Material ::

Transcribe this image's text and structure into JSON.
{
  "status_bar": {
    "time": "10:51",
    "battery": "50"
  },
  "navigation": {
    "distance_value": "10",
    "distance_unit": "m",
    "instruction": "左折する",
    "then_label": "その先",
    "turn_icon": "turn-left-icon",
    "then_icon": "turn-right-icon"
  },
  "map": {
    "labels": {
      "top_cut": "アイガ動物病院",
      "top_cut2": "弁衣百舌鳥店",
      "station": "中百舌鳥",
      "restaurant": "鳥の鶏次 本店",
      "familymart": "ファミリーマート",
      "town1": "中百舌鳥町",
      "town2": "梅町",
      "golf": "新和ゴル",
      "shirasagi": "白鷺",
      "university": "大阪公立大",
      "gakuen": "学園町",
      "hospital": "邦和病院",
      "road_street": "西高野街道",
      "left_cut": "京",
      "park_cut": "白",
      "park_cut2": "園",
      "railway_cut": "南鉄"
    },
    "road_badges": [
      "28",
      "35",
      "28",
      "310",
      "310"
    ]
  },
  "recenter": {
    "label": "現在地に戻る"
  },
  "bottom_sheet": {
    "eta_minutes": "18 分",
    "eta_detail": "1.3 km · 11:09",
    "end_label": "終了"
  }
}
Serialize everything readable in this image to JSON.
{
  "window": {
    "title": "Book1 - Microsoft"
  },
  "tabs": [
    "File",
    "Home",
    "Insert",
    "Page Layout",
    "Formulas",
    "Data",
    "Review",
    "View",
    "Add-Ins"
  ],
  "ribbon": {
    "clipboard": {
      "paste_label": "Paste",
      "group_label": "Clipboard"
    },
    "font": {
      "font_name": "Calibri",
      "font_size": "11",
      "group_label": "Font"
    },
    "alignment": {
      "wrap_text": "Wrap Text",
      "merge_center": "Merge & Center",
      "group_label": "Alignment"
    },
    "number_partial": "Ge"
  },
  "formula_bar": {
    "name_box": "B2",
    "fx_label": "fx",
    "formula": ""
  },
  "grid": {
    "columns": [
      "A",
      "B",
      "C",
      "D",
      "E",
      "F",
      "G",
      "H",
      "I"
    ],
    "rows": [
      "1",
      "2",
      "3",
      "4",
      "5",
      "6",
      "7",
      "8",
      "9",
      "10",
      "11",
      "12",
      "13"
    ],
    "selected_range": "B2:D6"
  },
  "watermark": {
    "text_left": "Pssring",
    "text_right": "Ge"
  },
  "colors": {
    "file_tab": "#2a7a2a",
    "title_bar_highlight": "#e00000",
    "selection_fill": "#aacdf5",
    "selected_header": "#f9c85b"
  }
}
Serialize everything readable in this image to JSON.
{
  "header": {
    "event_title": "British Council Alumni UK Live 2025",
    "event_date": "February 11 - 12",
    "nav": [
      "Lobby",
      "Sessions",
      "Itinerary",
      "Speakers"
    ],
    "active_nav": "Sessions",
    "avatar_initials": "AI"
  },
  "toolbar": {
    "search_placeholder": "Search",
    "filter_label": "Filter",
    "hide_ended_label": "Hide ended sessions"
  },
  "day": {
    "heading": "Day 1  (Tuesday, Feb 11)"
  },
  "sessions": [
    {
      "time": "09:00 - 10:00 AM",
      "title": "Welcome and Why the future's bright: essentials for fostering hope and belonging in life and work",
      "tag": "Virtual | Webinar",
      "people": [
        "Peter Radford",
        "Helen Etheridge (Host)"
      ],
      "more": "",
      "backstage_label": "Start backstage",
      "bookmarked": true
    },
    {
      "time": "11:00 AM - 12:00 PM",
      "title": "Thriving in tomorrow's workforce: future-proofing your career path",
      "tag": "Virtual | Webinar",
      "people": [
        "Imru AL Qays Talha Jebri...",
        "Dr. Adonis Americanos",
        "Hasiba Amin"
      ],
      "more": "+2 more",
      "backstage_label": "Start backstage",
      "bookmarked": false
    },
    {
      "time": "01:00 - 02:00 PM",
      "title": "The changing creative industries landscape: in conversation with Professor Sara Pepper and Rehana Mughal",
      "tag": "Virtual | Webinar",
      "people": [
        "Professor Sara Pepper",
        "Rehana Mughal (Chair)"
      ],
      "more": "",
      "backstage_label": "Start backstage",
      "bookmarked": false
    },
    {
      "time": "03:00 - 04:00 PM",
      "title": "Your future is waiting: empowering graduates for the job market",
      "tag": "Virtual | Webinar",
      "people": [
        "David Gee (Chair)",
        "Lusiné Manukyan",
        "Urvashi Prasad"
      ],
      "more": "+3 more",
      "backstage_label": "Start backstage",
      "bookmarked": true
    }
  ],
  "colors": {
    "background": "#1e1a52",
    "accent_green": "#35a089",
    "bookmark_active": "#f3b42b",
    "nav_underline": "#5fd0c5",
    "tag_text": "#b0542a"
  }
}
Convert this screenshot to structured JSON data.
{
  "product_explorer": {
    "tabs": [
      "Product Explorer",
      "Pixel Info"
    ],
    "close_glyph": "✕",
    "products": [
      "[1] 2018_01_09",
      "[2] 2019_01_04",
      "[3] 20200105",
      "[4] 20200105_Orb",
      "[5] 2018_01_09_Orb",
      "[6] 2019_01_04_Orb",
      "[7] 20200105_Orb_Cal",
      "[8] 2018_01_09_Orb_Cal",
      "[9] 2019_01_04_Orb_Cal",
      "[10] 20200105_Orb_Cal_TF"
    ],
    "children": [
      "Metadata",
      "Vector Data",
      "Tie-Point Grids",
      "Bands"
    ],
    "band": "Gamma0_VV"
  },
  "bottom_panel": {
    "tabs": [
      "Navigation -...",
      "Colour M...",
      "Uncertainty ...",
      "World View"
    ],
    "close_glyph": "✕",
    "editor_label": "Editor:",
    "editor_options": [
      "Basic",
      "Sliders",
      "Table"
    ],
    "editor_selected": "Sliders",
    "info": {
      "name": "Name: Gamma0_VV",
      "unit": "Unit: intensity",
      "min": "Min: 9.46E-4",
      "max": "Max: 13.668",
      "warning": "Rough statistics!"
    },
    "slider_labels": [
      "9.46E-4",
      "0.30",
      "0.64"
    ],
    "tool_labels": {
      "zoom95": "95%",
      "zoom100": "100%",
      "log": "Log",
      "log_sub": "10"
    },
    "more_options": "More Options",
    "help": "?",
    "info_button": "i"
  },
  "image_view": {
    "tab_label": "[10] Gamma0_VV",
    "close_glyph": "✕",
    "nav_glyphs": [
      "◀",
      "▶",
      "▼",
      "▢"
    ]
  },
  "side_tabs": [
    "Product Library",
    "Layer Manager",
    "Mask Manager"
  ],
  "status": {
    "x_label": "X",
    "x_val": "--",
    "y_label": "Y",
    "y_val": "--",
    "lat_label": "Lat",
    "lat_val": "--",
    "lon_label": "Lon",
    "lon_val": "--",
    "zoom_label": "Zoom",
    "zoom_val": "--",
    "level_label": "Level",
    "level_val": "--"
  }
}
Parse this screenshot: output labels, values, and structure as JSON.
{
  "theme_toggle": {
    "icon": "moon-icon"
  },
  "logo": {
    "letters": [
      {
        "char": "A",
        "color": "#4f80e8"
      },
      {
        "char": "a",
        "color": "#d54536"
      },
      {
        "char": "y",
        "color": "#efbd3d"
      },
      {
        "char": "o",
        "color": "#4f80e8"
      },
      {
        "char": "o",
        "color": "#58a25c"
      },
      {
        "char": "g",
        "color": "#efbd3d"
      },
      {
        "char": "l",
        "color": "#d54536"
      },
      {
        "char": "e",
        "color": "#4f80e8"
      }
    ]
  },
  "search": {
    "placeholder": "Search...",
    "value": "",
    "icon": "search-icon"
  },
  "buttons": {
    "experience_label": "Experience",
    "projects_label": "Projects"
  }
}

Directions ::
Repeat each record exactly. Omit nothing.

Finished exercise ::
Transcribe this image's text and structure into JSON.
{
  "status_bar": {
    "time": "10:51",
    "battery": "50"
  },
  "navigation": {
    "distance_value": "10",
    "distance_unit": "m",
    "instruction": "左折する",
    "then_label": "その先",
    "turn_icon": "turn-left-icon",
    "then_icon": "turn-right-icon"
  },
  "map": {
    "labels": {
      "top_cut": "アイガ動物病院",
      "top_cut2": "弁衣百舌鳥店",
      "station": "中百舌鳥",
      "restaurant": "鳥の鶏次 本店",
      "familymart": "ファミリーマート",
      "town1": "中百舌鳥町",
      "town2": "梅町",
      "golf": "新和ゴル",
      "shirasagi": "白鷺",
      "university": "大阪公立大",
      "gakuen": "学園町",
      "hospital": "邦和病院",
      "road_street": "西高野街道",
      "left_cut": "京",
      "park_cut": "白",
      "park_cut2": "園",
      "railway_cut": "南鉄"
    },
    "road_badges": [
      "28",
      "35",
      "28",
      "310",
      "310"
    ]
  },
  "recenter": {
    "label": "現在地に戻る"
  },
  "bottom_sheet": {
    "eta_minutes": "18 分",
    "eta_detail": "1.3 km · 11:09",
    "end_label": "終了"
  }
}
Serialize everything readable in this image to JSON.
{
  "window": {
    "title": "Book1 - Microsoft"
  },
  "tabs": [
    "File",
    "Home",
    "Insert",
    "Page Layout",
    "Formulas",
    "Data",
    "Review",
    "View",
    "Add-Ins"
  ],
  "ribbon": {
    "clipboard": {
      "paste_label": "Paste",
      "group_label": "Clipboard"
    },
    "font": {
      "font_name": "Calibri",
      "font_size": "11",
      "group_label": "Font"
    },
    "alignment": {
      "wrap_text": "Wrap Text",
      "merge_center": "Merge & Center",
      "group_label": "Alignment"
    },
    "number_partial": "Ge"
  },
  "formula_bar": {
    "name_box": "B2",
    "fx_label": "fx",
    "formula": ""
  },
  "grid": {
    "columns": [
      "A",
      "B",
      "C",
      "D",
      "E",
      "F",
      "G",
      "H",
      "I"
    ],
    "rows": [
      "1",
      "2",
      "3",
      "4",
      "5",
      "6",
      "7",
      "8",
      "9",
      "10",
      "11",
      "12",
      "13"
    ],
    "selected_range": "B2:D6"
  },
  "watermark": {
    "text_left": "Pssring",
    "text_right": "Ge"
  },
  "colors": {
    "file_tab": "#2a7a2a",
    "title_bar_highlight": "#e00000",
    "selection_fill": "#aacdf5",
    "selected_header": "#f9c85b"
  }
}
Serialize everything readable in this image to JSON.
{
  "header": {
    "event_title": "British Council Alumni UK Live 2025",
    "event_date": "February 11 - 12",
    "nav": [
      "Lobby",
      "Sessions",
      "Itinerary",
      "Speakers"
    ],
    "active_nav": "Sessions",
    "avatar_initials": "AI"
  },
  "toolbar": {
    "search_placeholder": "Search",
    "filter_label": "Filter",
    "hide_ended_label": "Hide ended sessions"
  },
  "day": {
    "heading": "Day 1  (Tuesday, Feb 11)"
  },
  "sessions": [
    {
      "time": "09:00 - 10:00 AM",
      "title": "Welcome and Why the future's bright: essentials for fostering hope and belonging in life and work",
      "tag": "Virtual | Webinar",
      "people": [
        "Peter Radford",
        "Helen Etheridge (Host)"
      ],
      "more": "",
      "backstage_label": "Start backstage",
      "bookmarked": true
    },
    {
      "time": "11:00 AM - 12:00 PM",
      "title": "Thriving in tomorrow's workforce: future-proofing your career path",
      "tag": "Virtual | Webinar",
      "people": [
        "Imru AL Qays Talha Jebri...",
        "Dr. Adonis Americanos",
        "Hasiba Amin"
      ],
      "more": "+2 more",
      "backstage_label": "Start backstage",
      "bookmarked": false
    },
    {
      "time": "01:00 - 02:00 PM",
      "title": "The changing creative industries landscape: in conversation with Professor Sara Pepper and Rehana Mughal",
      "tag": "Virtual | Webinar",
      "people": [
        "Professor Sara Pepper",
        "Rehana Mughal (Chair)"
      ],
      "more": "",
      "backstage_label": "Start backstage",
      "bookmarked": false
    },
    {
      "time": "03:00 - 04:00 PM",
      "title": "Your future is waiting: empowering graduates for the job market",
      "tag": "Virtual | Webinar",
      "people": [
        "David Gee (Chair)",
        "Lusiné Manukyan",
        "Urvashi Prasad"
      ],
      "more": "+3 more",
      "backstage_label": "Start backstage",
      "bookmarked": true
    }
  ],
  "colors": {
    "background": "#1e1a52",
    "accent_green": "#35a089",
    "bookmark_active": "#f3b42b",
    "nav_underline": "#5fd0c5",
    "tag_text": "#b0542a"
  }
}
Convert this screenshot to structured JSON data.
{
  "product_explorer": {
    "tabs": [
      "Product Explorer",
      "Pixel Info"
    ],
    "close_glyph": "✕",
    "products": [
      "[1] 2018_01_09",
      "[2] 2019_01_04",
      "[3] 20200105",
      "[4] 20200105_Orb",
      "[5] 2018_01_09_Orb",
      "[6] 2019_01_04_Orb",
      "[7] 20200105_Orb_Cal",
      "[8] 2018_01_09_Orb_Cal",
      "[9] 2019_01_04_Orb_Cal",
      "[10] 20200105_Orb_Cal_TF"
    ],
    "children": [
      "Metadata",
      "Vector Data",
      "Tie-Point Grids",
      "Bands"
    ],
    "band": "Gamma0_VV"
  },
  "bottom_panel": {
    "tabs": [
      "Navigation -...",
      "Colour M...",
      "Uncertainty ...",
      "World View"
    ],
    "close_glyph": "✕",
    "editor_label": "Editor:",
    "editor_options": [
      "Basic",
      "Sliders",
      "Table"
    ],
    "editor_selected": "Sliders",
    "info": {
      "name": "Name: Gamma0_VV",
      "unit": "Unit: intensity",
      "min": "Min: 9.46E-4",
      "max": "Max: 13.668",
      "warning": "Rough statistics!"
    },
    "slider_labels": [
      "9.46E-4",
      "0.30",
      "0.64"
    ],
    "tool_labels": {
      "zoom95": "95%",
      "zoom100": "100%",
      "log": "Log",
      "log_sub": "10"
    },
    "more_options": "More Options",
    "help": "?",
    "info_button": "i"
  },
  "image_view": {
    "tab_label": "[10] Gamma0_VV",
    "close_glyph": "✕",
    "nav_glyphs": [
      "◀",
      "▶",
      "▼",
      "▢"
    ]
  },
  "side_tabs": [
    "Product Library",
    "Layer Manager",
    "Mask Manager"
  ],
  "status": {
    "x_label": "X",
    "x_val": "--",
    "y_label": "Y",
    "y_val": "--",
    "lat_label": "Lat",
    "lat_val": "--",
    "lon_label": "Lon",
    "lon_val": "--",
    "zoom_label": "Zoom",
    "zoom_val": "--",
    "level_label": "Level",
    "level_val": "--"
  }
}
Parse this screenshot: output labels, values, and structure as JSON.
{
  "theme_toggle": {
    "icon": "moon-icon"
  },
  "logo": {
    "letters": [
      {
        "char": "A",
        "color": "#4f80e8"
      },
      {
        "char": "a",
        "color": "#d54536"
      },
      {
        "char": "y",
        "color": "#efbd3d"
      },
      {
        "char": "o",
        "color": "#4f80e8"
      },
      {
        "char": "o",
        "color": "#58a25c"
      },
      {
        "char": "g",
        "color": "#efbd3d"
      },
      {
        "char": "l",
        "color": "#d54536"
      },
      {
        "char": "e",
        "color": "#4f80e8"
      }
    ]
  },
  "search": {
    "placeholder": "Search...",
    "value": "",
    "icon": "search-icon"
  },
  "buttons": {
    "experience_label": "Experience",
    "projects_label": "Projects"
  }
}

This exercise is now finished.